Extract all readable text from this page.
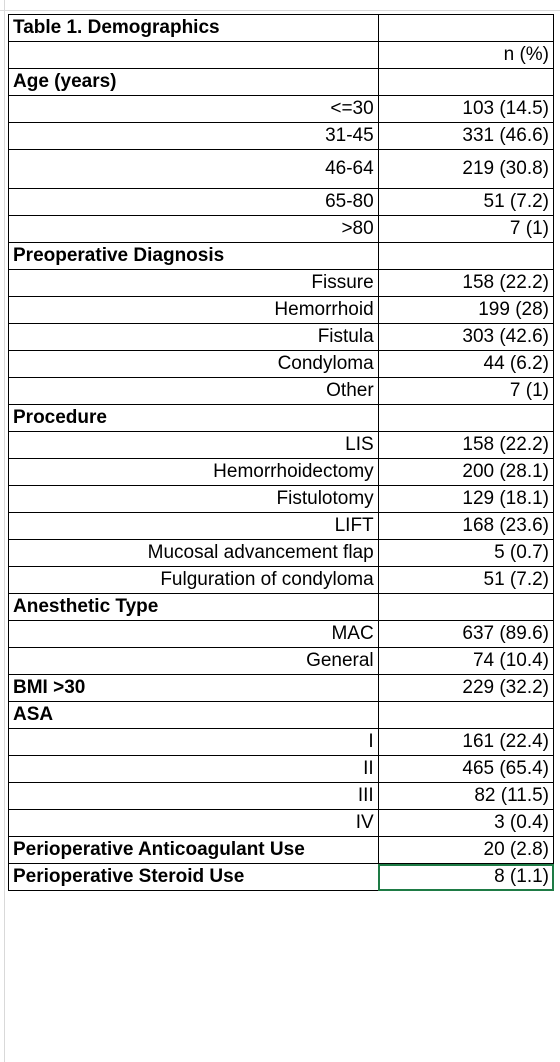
Table 1. Demographics	
	n (%)
Age (years)	
<=30	103 (14.5)
31-45	331 (46.6)
46-64	219 (30.8)
65-80	51 (7.2)
>80	7 (1)
Preoperative Diagnosis	
Fissure	158 (22.2)
Hemorrhoid	199 (28)
Fistula	303 (42.6)
Condyloma	44 (6.2)
Other	7 (1)
Procedure	
LIS	158 (22.2)
Hemorrhoidectomy	200 (28.1)
Fistulotomy	129 (18.1)
LIFT	168 (23.6)
Mucosal advancement flap	5 (0.7)
Fulguration of condyloma	51 (7.2)
Anesthetic Type	
MAC	637 (89.6)
General	74 (10.4)
BMI >30	229 (32.2)
ASA	
I	161 (22.4)
II	465 (65.4)
III	82 (11.5)
IV	3 (0.4)
Perioperative Anticoagulant Use	20 (2.8)
Perioperative Steroid Use	8 (1.1)
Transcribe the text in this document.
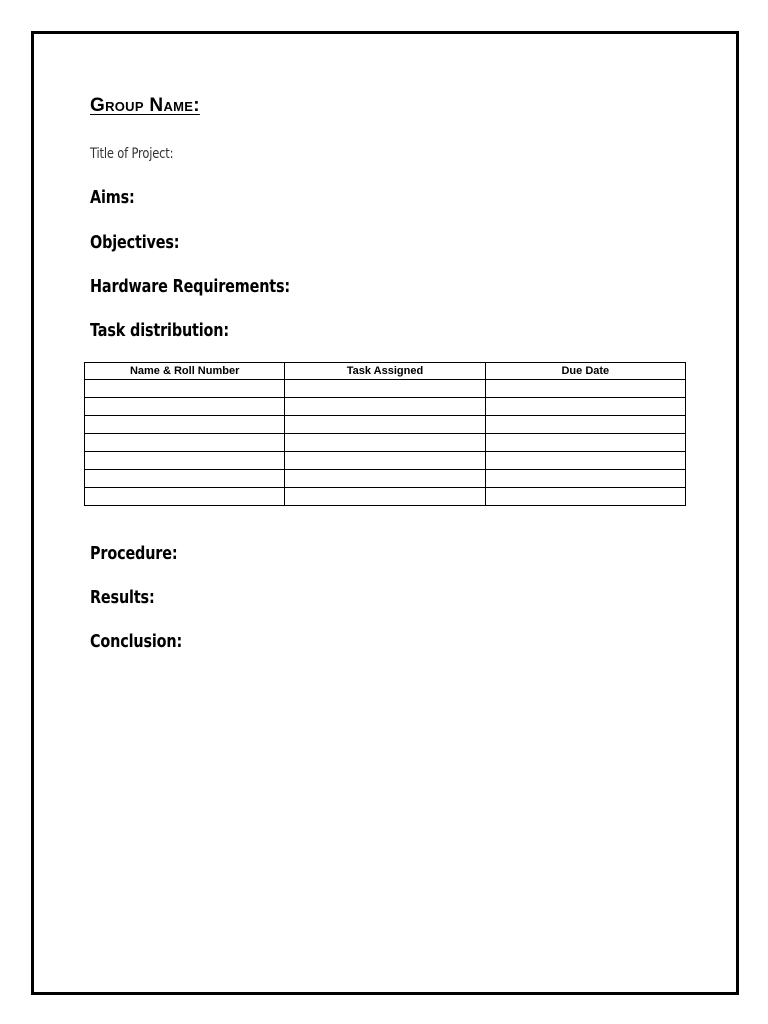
Group Name:

Title of Project:

Aims:

Objectives:

Hardware Requirements:

Task distribution:

Name & Roll Number	Task Assigned	Due Date

Procedure:

Results:

Conclusion:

______

## [EXERCISE OBJECTIVE]
Extract the full listing above verbatim; pictures are to be left out of the copy.

## [TASK RESULT]
Extract all readable text from this page.
Table 1. Demographics	
	n (%)
Age (years)	
<=30	103 (14.5)
31-45	331 (46.6)
46-64	219 (30.8)
65-80	51 (7.2)
>80	7 (1)
Preoperative Diagnosis	
Fissure	158 (22.2)
Hemorrhoid	199 (28)
Fistula	303 (42.6)
Condyloma	44 (6.2)
Other	7 (1)
Procedure	
LIS	158 (22.2)
Hemorrhoidectomy	200 (28.1)
Fistulotomy	129 (18.1)
LIFT	168 (23.6)
Mucosal advancement flap	5 (0.7)
Fulguration of condyloma	51 (7.2)
Anesthetic Type	
MAC	637 (89.6)
General	74 (10.4)
BMI >30	229 (32.2)
ASA	
I	161 (22.4)
II	465 (65.4)
III	82 (11.5)
IV	3 (0.4)
Perioperative Anticoagulant Use	20 (2.8)
Perioperative Steroid Use	8 (1.1)
Transcribe the text in this document.
Group Name:

Title of Project:

Aims:

Objectives:

Hardware Requirements:

Task distribution:

Name & Roll Number	Task Assigned	Due Date

Procedure:

Results:

Conclusion:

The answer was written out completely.